The problem
Your task is to give the listing below back word for word, pictures excluded.

Data section
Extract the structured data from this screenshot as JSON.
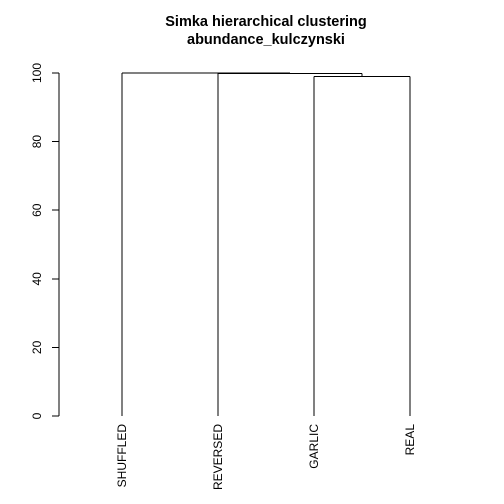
{
  "chart_data": {
    "type": "dendrogram",
    "title": [
      "Simka hierarchical clustering",
      "abundance_kulczynski"
    ],
    "ylim": [
      0,
      100
    ],
    "y_ticks": [
      0,
      20,
      40,
      60,
      80,
      100
    ],
    "leaves": [
      "SHUFFLED",
      "REVERSED",
      "GARLIC",
      "REAL"
    ],
    "merges": [
      {
        "left": "GARLIC",
        "right": "REAL",
        "height": 99
      },
      {
        "left": "REVERSED",
        "right": "GARLIC+REAL",
        "height": 99.8
      },
      {
        "left": "SHUFFLED",
        "right": "REVERSED+GARLIC+REAL",
        "height": 100
      }
    ]
  }
}
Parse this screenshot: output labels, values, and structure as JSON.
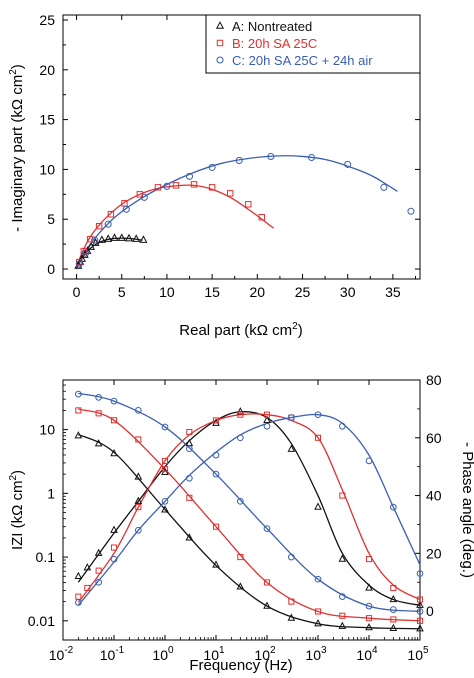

Solution for this task
Extract the structured data from this screenshot as JSON.
{
  "chart_data": {
    "type": "dendrogram",
    "title": [
      "Simka hierarchical clustering",
      "abundance_kulczynski"
    ],
    "ylim": [
      0,
      100
    ],
    "y_ticks": [
      0,
      20,
      40,
      60,
      80,
      100
    ],
    "leaves": [
      "SHUFFLED",
      "REVERSED",
      "GARLIC",
      "REAL"
    ],
    "merges": [
      {
        "left": "GARLIC",
        "right": "REAL",
        "height": 99
      },
      {
        "left": "REVERSED",
        "right": "GARLIC+REAL",
        "height": 99.8
      },
      {
        "left": "SHUFFLED",
        "right": "REVERSED+GARLIC+REAL",
        "height": 100
      }
    ]
  }
}
Parse this screenshot: output labels, values, and structure as JSON.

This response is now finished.